Emit the data below verbatim, stripping out any pictures.

-=-=-

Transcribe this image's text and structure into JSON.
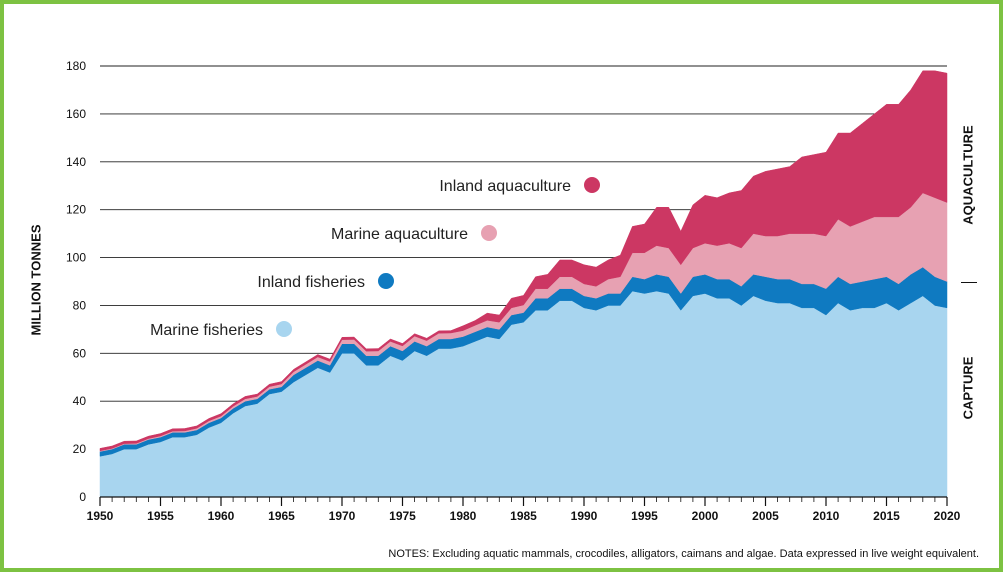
{
  "chart_data": {
    "type": "area",
    "stacked": true,
    "ylabel": "MILLION TONNES",
    "ylim": [
      0,
      180
    ],
    "yticks": [
      0,
      20,
      40,
      60,
      80,
      100,
      120,
      140,
      160,
      180
    ],
    "xlim": [
      1950,
      2020
    ],
    "xticks": [
      1950,
      1955,
      1960,
      1965,
      1970,
      1975,
      1980,
      1985,
      1990,
      1995,
      2000,
      2005,
      2010,
      2015,
      2020
    ],
    "grid": "horizontal",
    "x": [
      1950,
      1951,
      1952,
      1953,
      1954,
      1955,
      1956,
      1957,
      1958,
      1959,
      1960,
      1961,
      1962,
      1963,
      1964,
      1965,
      1966,
      1967,
      1968,
      1969,
      1970,
      1971,
      1972,
      1973,
      1974,
      1975,
      1976,
      1977,
      1978,
      1979,
      1980,
      1981,
      1982,
      1983,
      1984,
      1985,
      1986,
      1987,
      1988,
      1989,
      1990,
      1991,
      1992,
      1993,
      1994,
      1995,
      1996,
      1997,
      1998,
      1999,
      2000,
      2001,
      2002,
      2003,
      2004,
      2005,
      2006,
      2007,
      2008,
      2009,
      2010,
      2011,
      2012,
      2013,
      2014,
      2015,
      2016,
      2017,
      2018,
      2019,
      2020
    ],
    "series": [
      {
        "name": "Marine fisheries",
        "color": "#a8d5ef",
        "values": [
          17,
          18,
          20,
          20,
          22,
          23,
          25,
          25,
          26,
          29,
          31,
          35,
          38,
          39,
          43,
          44,
          48,
          51,
          54,
          52,
          60,
          60,
          55,
          55,
          59,
          57,
          61,
          59,
          62,
          62,
          63,
          65,
          67,
          66,
          72,
          73,
          78,
          78,
          82,
          82,
          79,
          78,
          80,
          80,
          86,
          85,
          86,
          85,
          78,
          84,
          85,
          83,
          83,
          80,
          84,
          82,
          81,
          81,
          79,
          79,
          76,
          81,
          78,
          79,
          79,
          81,
          78,
          81,
          84,
          80,
          79
        ]
      },
      {
        "name": "Inland fisheries",
        "color": "#0f7ac1",
        "values": [
          2,
          2,
          2,
          2,
          2,
          2,
          2,
          2,
          2,
          2,
          2,
          2,
          2,
          2,
          2,
          2,
          3,
          3,
          3,
          3,
          4,
          4,
          4,
          4,
          4,
          4,
          4,
          4,
          4,
          4,
          4,
          4,
          4,
          4,
          4,
          4,
          5,
          5,
          5,
          5,
          5,
          5,
          5,
          5,
          6,
          6,
          7,
          7,
          7,
          8,
          8,
          8,
          8,
          8,
          9,
          10,
          10,
          10,
          10,
          10,
          11,
          11,
          11,
          11,
          12,
          11,
          11,
          12,
          12,
          12,
          11
        ]
      },
      {
        "name": "Marine aquaculture",
        "color": "#e7a1b2",
        "values": [
          0.3,
          0.3,
          0.3,
          0.4,
          0.4,
          0.5,
          0.5,
          0.6,
          0.7,
          0.8,
          0.8,
          0.9,
          1,
          1,
          1.1,
          1.2,
          1.3,
          1.4,
          1.5,
          1.6,
          1.7,
          1.8,
          1.9,
          2,
          2,
          2.1,
          2.2,
          2.3,
          2.4,
          2.5,
          2.5,
          2.7,
          2.8,
          3,
          3,
          3.2,
          4,
          4,
          5,
          5,
          5,
          5,
          6,
          7,
          10,
          11,
          12,
          12,
          12,
          12,
          13,
          14,
          15,
          16,
          17,
          17,
          18,
          19,
          21,
          21,
          22,
          24,
          24,
          25,
          26,
          25,
          28,
          28,
          31,
          33,
          33
        ]
      },
      {
        "name": "Inland aquaculture",
        "color": "#cc3763",
        "values": [
          1,
          1,
          1,
          1,
          1,
          1,
          1,
          1,
          1,
          1,
          1,
          1,
          1,
          1,
          1,
          1,
          1,
          1,
          1,
          1,
          1,
          1,
          1,
          1,
          1,
          1,
          1,
          1,
          1,
          1,
          2,
          2,
          3,
          3,
          4,
          4,
          5,
          6,
          7,
          7,
          8,
          8,
          8,
          9,
          11,
          12,
          16,
          17,
          14,
          18,
          20,
          20,
          21,
          24,
          24,
          27,
          28,
          28,
          32,
          33,
          35,
          36,
          39,
          41,
          43,
          47,
          47,
          49,
          51,
          53,
          54
        ]
      }
    ],
    "legend": [
      "Inland aquaculture",
      "Marine aquaculture",
      "Inland fisheries",
      "Marine fisheries"
    ],
    "side_labels": {
      "upper": "AQUACULTURE",
      "lower": "CAPTURE"
    },
    "notes": "NOTES: Excluding aquatic mammals, crocodiles, alligators, caimans and algae. Data expressed in live weight equivalent."
  }
}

-=-=-

▶ _EXERCISE SOLUTION_
Transcribe this image's text and structure into JSON.
{
  "chart_data": {
    "type": "area",
    "stacked": true,
    "ylabel": "MILLION TONNES",
    "ylim": [
      0,
      180
    ],
    "yticks": [
      0,
      20,
      40,
      60,
      80,
      100,
      120,
      140,
      160,
      180
    ],
    "xlim": [
      1950,
      2020
    ],
    "xticks": [
      1950,
      1955,
      1960,
      1965,
      1970,
      1975,
      1980,
      1985,
      1990,
      1995,
      2000,
      2005,
      2010,
      2015,
      2020
    ],
    "grid": "horizontal",
    "x": [
      1950,
      1951,
      1952,
      1953,
      1954,
      1955,
      1956,
      1957,
      1958,
      1959,
      1960,
      1961,
      1962,
      1963,
      1964,
      1965,
      1966,
      1967,
      1968,
      1969,
      1970,
      1971,
      1972,
      1973,
      1974,
      1975,
      1976,
      1977,
      1978,
      1979,
      1980,
      1981,
      1982,
      1983,
      1984,
      1985,
      1986,
      1987,
      1988,
      1989,
      1990,
      1991,
      1992,
      1993,
      1994,
      1995,
      1996,
      1997,
      1998,
      1999,
      2000,
      2001,
      2002,
      2003,
      2004,
      2005,
      2006,
      2007,
      2008,
      2009,
      2010,
      2011,
      2012,
      2013,
      2014,
      2015,
      2016,
      2017,
      2018,
      2019,
      2020
    ],
    "series": [
      {
        "name": "Marine fisheries",
        "color": "#a8d5ef",
        "values": [
          17,
          18,
          20,
          20,
          22,
          23,
          25,
          25,
          26,
          29,
          31,
          35,
          38,
          39,
          43,
          44,
          48,
          51,
          54,
          52,
          60,
          60,
          55,
          55,
          59,
          57,
          61,
          59,
          62,
          62,
          63,
          65,
          67,
          66,
          72,
          73,
          78,
          78,
          82,
          82,
          79,
          78,
          80,
          80,
          86,
          85,
          86,
          85,
          78,
          84,
          85,
          83,
          83,
          80,
          84,
          82,
          81,
          81,
          79,
          79,
          76,
          81,
          78,
          79,
          79,
          81,
          78,
          81,
          84,
          80,
          79
        ]
      },
      {
        "name": "Inland fisheries",
        "color": "#0f7ac1",
        "values": [
          2,
          2,
          2,
          2,
          2,
          2,
          2,
          2,
          2,
          2,
          2,
          2,
          2,
          2,
          2,
          2,
          3,
          3,
          3,
          3,
          4,
          4,
          4,
          4,
          4,
          4,
          4,
          4,
          4,
          4,
          4,
          4,
          4,
          4,
          4,
          4,
          5,
          5,
          5,
          5,
          5,
          5,
          5,
          5,
          6,
          6,
          7,
          7,
          7,
          8,
          8,
          8,
          8,
          8,
          9,
          10,
          10,
          10,
          10,
          10,
          11,
          11,
          11,
          11,
          12,
          11,
          11,
          12,
          12,
          12,
          11
        ]
      },
      {
        "name": "Marine aquaculture",
        "color": "#e7a1b2",
        "values": [
          0.3,
          0.3,
          0.3,
          0.4,
          0.4,
          0.5,
          0.5,
          0.6,
          0.7,
          0.8,
          0.8,
          0.9,
          1,
          1,
          1.1,
          1.2,
          1.3,
          1.4,
          1.5,
          1.6,
          1.7,
          1.8,
          1.9,
          2,
          2,
          2.1,
          2.2,
          2.3,
          2.4,
          2.5,
          2.5,
          2.7,
          2.8,
          3,
          3,
          3.2,
          4,
          4,
          5,
          5,
          5,
          5,
          6,
          7,
          10,
          11,
          12,
          12,
          12,
          12,
          13,
          14,
          15,
          16,
          17,
          17,
          18,
          19,
          21,
          21,
          22,
          24,
          24,
          25,
          26,
          25,
          28,
          28,
          31,
          33,
          33
        ]
      },
      {
        "name": "Inland aquaculture",
        "color": "#cc3763",
        "values": [
          1,
          1,
          1,
          1,
          1,
          1,
          1,
          1,
          1,
          1,
          1,
          1,
          1,
          1,
          1,
          1,
          1,
          1,
          1,
          1,
          1,
          1,
          1,
          1,
          1,
          1,
          1,
          1,
          1,
          1,
          2,
          2,
          3,
          3,
          4,
          4,
          5,
          6,
          7,
          7,
          8,
          8,
          8,
          9,
          11,
          12,
          16,
          17,
          14,
          18,
          20,
          20,
          21,
          24,
          24,
          27,
          28,
          28,
          32,
          33,
          35,
          36,
          39,
          41,
          43,
          47,
          47,
          49,
          51,
          53,
          54
        ]
      }
    ],
    "legend": [
      "Inland aquaculture",
      "Marine aquaculture",
      "Inland fisheries",
      "Marine fisheries"
    ],
    "side_labels": {
      "upper": "AQUACULTURE",
      "lower": "CAPTURE"
    },
    "notes": "NOTES: Excluding aquatic mammals, crocodiles, alligators, caimans and algae. Data expressed in live weight equivalent."
  }
}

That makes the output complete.